= EXTRACT =
There’s a perfectly reasonable argument that the old rules deserve a rewrite. A benchmark’s entire job is to represent the market. If the market’s most consequential companies are missing for a year, the benchmark is failing to do its job. And the original logic for seasoning (give a fresh stock time to find its footing) arguably doesn’t apply here. These aren’t brand new companies. They’ve been priced and re-priced for years in sophisticated private markets. By the time they ring the opening bell, the world already has a strong opinion on what they’re worth. Why should we pretend otherwise for twelve months?
And yet, the reason the old rules felt boring is the reason they worked. Fast-tracking a company into the index before the dust settles means index funds start buying during the single most volatile, least understood stretch of a stock’s life. Remember, the first few weeks are a period before the early backers’ lock-up periods expire and before anyone really knows where the price wants to live.
There’s a sharper critique lurking underneath, too. Forced index buying creates a guaranteed wall of demand. Skeptics argue that it conveniently hands early insiders and venture investors a built-in floor to sell into, with passive investors as the buyers on the other side. When the rules get rewritten specifically to accommodate specific companies, at the request of exchanges competing for their business, the line between a neutral, rules-based index and an actively managed one starts to blur.
Back at the Park
So, should they have changed the rules?* Bluey’s friends decided not to, and discovered the rules were never the obstacle. They were the thing that made the whole game worth playing. Wall Street is making the opposite bet: that the rules were holding the game back, and bending them lets everyone have more “fun”.
They might be right. Faster inclusion means you get exposure to the next generation of giants sooner rather than waiting a year on the sidelines. But it also means you’ll be buying earlier, at prices nobody has fully tested. The honest answer is that we won’t know who was right until we see how the price behaves once the forced buying meets the open market.
For now, the practical takeaway is the same one those kids stumbled into at the park. Know the rules of the game you’re playing. If you own an index fund (and most of us do, somewhere), it’s worth understanding that “passive” is becoming a bit more active, and the rulebook has started changing mid-match. It’s absolutely not something to panic about. You just need to know it’s happening, because the one thing worse than playing a game with changing rules is not realizing the rules changed at all.
*Nasdaq has already made the changes and the S&P will likely decide next week

Markets / Economy
- Markets finished lower for the first time in over nine weeks as a strong jobs report spooked investors amid concerns over possible interest rate hikes. The S&P finished the week down -2.6%, the Nasdaq down -4.7%, and the small-cap Russell 2000 down -2.9%.
- JOLTS job openings increased by 731K to 7.618 million in April, the highest since November 2024 and well above market expectations of 6.88 million, highlighting labor market resilience despite rising energy costs from the Iran conflict.
- ISM Services PMI increased to 54.5 in May from 53.6 in April, above forecasts of 53.8. The reading pointed to the strongest gain in the services sector in three months.
- U.S. Nonfarm payrolls added 172K jobs in May, well above forecasts of 85K, and following an upwardly revised 179K gain in the previous month, continuing to point to a resilient labor market.
Stocks
- U.S. equities were in negative territory. Technology and Consumer Discretionary led the decline, while Energy and Healthcare outperformed. Value stocks led growth stocks, and small caps beat large caps.
- International equities closed lower for the week. Developed markets fared better than emerging markets.
Bonds
- The 10-year Treasury bond yield increased 10 basis points to 4.55% during the week.
- Global bond markets were in negative territory this week.
- Government bonds led for the week, followed by corporate bonds and high-yield bonds.

= REQUIREMENT =
Can you extract the stretch of the market commentary from "- International equities" through "territory this week."? The listing has nothing to do with the market commentary.

= MATERIAL SUPPLIED =
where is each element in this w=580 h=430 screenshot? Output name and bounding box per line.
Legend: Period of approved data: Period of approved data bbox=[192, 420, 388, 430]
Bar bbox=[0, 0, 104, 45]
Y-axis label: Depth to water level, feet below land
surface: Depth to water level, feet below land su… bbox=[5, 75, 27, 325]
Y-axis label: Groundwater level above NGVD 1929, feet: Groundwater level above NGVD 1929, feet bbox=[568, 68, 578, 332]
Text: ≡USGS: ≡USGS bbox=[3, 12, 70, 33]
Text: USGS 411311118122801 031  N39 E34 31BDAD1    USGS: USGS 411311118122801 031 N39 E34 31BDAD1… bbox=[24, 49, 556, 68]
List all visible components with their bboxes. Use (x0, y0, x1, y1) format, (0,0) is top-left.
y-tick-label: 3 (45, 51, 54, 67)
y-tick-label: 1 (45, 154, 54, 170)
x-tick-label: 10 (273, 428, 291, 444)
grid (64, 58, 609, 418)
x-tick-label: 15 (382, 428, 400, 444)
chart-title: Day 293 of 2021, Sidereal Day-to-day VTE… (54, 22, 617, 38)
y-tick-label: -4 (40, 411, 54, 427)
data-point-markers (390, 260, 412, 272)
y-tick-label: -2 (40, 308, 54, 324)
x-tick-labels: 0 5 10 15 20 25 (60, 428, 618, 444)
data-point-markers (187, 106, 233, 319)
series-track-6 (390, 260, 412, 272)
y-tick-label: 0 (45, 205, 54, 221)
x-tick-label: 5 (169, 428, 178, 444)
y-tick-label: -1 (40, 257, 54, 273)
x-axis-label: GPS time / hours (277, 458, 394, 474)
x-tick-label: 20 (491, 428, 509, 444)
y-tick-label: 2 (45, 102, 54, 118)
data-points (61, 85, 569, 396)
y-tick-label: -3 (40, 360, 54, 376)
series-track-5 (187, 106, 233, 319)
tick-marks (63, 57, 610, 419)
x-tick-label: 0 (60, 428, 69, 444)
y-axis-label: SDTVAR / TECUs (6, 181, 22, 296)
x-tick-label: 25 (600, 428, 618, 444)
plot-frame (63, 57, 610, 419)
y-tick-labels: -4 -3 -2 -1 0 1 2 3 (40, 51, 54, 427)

= RESPONSE AREA =
- International equities closed lower for the week. Developed markets fared better than emerging markets.
Bonds
- The 10-year Treasury bond yield increased 10 basis points to 4.55% during the week.
- Global bond markets were in negative territory this week.